_EXERCISE DETAILS_
Locate all lines with the word "ylabel" and copy them out.
BEGIN RAW DATA
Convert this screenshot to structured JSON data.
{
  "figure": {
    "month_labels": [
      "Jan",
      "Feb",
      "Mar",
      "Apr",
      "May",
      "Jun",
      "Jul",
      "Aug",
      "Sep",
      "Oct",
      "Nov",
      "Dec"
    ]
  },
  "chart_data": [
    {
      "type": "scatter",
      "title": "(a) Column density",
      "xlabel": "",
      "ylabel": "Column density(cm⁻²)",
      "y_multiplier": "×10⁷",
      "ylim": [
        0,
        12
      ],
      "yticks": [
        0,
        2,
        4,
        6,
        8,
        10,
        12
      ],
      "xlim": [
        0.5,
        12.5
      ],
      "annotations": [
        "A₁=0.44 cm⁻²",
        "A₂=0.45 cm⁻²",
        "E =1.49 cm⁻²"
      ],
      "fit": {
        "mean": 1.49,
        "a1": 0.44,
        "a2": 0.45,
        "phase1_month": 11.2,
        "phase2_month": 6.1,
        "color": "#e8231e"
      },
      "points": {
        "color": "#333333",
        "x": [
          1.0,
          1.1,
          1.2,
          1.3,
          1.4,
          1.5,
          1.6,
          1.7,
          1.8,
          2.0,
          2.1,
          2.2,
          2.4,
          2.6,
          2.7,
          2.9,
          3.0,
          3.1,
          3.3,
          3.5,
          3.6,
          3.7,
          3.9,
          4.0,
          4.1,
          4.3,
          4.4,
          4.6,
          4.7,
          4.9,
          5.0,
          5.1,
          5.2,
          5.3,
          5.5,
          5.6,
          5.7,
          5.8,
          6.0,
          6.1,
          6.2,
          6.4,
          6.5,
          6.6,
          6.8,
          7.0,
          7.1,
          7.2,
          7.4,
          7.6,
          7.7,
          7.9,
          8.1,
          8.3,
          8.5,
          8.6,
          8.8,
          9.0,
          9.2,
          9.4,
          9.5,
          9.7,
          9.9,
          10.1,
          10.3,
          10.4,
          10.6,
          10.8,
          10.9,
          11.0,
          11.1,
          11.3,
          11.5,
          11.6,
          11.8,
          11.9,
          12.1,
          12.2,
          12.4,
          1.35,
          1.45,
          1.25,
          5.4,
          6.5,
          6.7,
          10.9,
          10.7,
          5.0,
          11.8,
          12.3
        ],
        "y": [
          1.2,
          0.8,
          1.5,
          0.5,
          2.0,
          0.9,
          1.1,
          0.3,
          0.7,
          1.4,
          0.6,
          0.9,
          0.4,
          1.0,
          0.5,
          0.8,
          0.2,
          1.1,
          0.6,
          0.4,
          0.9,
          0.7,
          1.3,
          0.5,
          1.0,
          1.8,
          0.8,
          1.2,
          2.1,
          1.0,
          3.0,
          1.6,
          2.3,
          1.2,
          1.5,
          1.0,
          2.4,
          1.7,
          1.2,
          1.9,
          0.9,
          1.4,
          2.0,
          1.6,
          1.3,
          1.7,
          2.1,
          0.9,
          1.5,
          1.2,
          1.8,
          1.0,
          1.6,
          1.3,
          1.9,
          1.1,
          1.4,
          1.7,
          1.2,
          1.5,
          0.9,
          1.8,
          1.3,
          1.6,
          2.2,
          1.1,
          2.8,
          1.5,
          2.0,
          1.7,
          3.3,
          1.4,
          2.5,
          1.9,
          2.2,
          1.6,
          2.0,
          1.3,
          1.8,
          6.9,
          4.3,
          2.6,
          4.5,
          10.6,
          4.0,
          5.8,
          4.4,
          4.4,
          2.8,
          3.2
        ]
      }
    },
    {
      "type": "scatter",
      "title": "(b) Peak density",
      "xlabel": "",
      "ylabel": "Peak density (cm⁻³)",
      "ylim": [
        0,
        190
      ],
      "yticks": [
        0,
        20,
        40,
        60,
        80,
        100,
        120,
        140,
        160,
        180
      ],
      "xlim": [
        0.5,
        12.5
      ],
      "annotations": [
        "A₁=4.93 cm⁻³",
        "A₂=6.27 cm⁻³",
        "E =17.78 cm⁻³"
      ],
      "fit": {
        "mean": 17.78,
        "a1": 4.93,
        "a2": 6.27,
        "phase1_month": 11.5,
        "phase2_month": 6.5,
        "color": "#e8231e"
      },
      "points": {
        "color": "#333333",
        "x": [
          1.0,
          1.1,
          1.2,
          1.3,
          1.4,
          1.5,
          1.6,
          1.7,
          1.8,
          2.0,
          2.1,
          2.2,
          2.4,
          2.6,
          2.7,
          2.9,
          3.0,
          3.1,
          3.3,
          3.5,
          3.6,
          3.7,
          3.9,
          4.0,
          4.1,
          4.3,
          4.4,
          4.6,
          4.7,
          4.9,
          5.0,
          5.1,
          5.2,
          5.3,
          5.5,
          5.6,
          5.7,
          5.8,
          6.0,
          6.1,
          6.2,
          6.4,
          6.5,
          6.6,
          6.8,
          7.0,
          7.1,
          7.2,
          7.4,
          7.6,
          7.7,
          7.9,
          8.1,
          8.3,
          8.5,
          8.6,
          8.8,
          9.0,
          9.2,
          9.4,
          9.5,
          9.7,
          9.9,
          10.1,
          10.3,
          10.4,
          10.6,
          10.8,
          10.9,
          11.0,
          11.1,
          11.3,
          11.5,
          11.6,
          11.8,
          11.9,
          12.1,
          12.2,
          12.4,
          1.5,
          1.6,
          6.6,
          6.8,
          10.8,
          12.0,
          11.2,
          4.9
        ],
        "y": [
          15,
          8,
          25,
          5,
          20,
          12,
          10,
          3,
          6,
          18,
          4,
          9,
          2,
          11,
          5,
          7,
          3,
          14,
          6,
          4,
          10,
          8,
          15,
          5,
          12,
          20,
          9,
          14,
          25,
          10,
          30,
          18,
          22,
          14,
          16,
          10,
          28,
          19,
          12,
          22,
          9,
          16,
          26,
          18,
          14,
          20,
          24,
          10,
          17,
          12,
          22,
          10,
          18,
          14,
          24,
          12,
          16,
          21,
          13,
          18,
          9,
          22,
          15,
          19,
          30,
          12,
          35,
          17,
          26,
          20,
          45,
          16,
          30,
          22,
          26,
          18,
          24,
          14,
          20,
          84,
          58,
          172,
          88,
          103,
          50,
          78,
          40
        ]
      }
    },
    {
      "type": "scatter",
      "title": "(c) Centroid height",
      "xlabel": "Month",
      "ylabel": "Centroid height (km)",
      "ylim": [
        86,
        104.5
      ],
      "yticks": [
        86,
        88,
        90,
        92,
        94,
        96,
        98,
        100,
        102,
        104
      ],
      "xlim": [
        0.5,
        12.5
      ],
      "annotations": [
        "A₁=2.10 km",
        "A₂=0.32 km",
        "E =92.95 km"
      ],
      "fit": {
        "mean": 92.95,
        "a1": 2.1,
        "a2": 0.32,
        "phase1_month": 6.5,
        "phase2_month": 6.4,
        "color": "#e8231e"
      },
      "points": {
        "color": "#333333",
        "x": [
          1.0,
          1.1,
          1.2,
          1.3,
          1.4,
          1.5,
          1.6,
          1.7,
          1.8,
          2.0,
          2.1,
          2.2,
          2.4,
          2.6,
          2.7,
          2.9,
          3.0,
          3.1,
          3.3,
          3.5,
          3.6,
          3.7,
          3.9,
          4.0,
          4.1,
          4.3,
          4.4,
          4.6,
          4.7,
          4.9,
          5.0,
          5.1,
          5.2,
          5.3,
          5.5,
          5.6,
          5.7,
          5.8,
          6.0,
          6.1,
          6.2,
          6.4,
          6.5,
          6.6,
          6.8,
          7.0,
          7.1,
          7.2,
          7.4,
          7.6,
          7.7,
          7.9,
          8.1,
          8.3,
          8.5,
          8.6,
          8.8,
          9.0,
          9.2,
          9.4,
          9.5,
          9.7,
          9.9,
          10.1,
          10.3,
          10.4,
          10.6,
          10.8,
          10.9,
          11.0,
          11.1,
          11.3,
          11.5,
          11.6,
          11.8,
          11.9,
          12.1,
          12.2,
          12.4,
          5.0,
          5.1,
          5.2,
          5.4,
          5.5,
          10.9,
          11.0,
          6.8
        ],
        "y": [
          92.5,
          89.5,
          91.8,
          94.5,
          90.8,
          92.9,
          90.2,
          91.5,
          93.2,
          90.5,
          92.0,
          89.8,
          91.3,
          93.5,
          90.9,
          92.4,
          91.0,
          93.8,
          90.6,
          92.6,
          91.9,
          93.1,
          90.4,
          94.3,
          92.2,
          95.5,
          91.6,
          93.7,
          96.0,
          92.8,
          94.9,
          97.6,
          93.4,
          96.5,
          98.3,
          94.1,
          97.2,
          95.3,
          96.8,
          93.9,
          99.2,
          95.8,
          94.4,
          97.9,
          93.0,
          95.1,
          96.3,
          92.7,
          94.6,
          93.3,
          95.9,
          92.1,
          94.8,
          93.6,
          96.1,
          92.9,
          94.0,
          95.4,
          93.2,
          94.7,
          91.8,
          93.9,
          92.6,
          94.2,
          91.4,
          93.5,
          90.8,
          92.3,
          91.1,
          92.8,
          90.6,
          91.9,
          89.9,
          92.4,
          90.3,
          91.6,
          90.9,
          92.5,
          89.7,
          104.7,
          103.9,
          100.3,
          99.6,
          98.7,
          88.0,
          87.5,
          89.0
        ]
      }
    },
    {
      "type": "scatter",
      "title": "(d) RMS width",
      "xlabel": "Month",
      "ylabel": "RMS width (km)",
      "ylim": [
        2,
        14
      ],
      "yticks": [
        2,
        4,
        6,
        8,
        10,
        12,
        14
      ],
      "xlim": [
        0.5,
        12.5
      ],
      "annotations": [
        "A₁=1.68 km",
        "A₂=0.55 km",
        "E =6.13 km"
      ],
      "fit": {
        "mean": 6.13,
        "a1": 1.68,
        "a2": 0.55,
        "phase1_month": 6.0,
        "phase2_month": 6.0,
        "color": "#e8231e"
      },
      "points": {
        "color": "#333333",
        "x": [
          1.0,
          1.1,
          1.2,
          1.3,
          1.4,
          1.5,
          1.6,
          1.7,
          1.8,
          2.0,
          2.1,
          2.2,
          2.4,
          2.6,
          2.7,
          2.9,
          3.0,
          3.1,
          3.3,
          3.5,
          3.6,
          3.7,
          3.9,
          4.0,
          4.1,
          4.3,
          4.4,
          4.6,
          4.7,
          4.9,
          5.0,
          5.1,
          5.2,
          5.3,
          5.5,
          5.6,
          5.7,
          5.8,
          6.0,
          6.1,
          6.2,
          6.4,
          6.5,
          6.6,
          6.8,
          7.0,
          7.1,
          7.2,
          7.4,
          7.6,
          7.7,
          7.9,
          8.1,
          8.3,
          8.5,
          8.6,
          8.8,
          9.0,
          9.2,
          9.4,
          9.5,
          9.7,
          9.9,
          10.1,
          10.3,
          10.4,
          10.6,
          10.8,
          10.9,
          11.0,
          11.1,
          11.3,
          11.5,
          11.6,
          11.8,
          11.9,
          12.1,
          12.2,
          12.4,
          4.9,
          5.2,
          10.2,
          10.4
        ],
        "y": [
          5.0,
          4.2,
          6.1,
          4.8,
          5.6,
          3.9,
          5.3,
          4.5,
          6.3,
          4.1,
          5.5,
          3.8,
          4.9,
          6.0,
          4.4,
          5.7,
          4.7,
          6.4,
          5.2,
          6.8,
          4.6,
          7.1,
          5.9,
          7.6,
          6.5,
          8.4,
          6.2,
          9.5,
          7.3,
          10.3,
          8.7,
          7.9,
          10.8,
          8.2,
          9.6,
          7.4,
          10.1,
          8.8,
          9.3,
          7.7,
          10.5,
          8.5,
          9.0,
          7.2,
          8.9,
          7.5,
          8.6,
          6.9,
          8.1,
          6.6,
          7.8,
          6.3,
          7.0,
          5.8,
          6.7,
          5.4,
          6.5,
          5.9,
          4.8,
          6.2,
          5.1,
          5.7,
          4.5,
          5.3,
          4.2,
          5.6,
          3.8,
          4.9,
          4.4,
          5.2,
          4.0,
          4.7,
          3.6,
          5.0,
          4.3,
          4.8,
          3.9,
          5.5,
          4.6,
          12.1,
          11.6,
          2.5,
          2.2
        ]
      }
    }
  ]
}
END RAW DATA
_REPLY_
      "ylabel": "Column density(cm⁻²)",
      "ylabel": "Peak density (cm⁻³)",
      "ylabel": "Centroid height (km)",
      "ylabel": "RMS width (km)",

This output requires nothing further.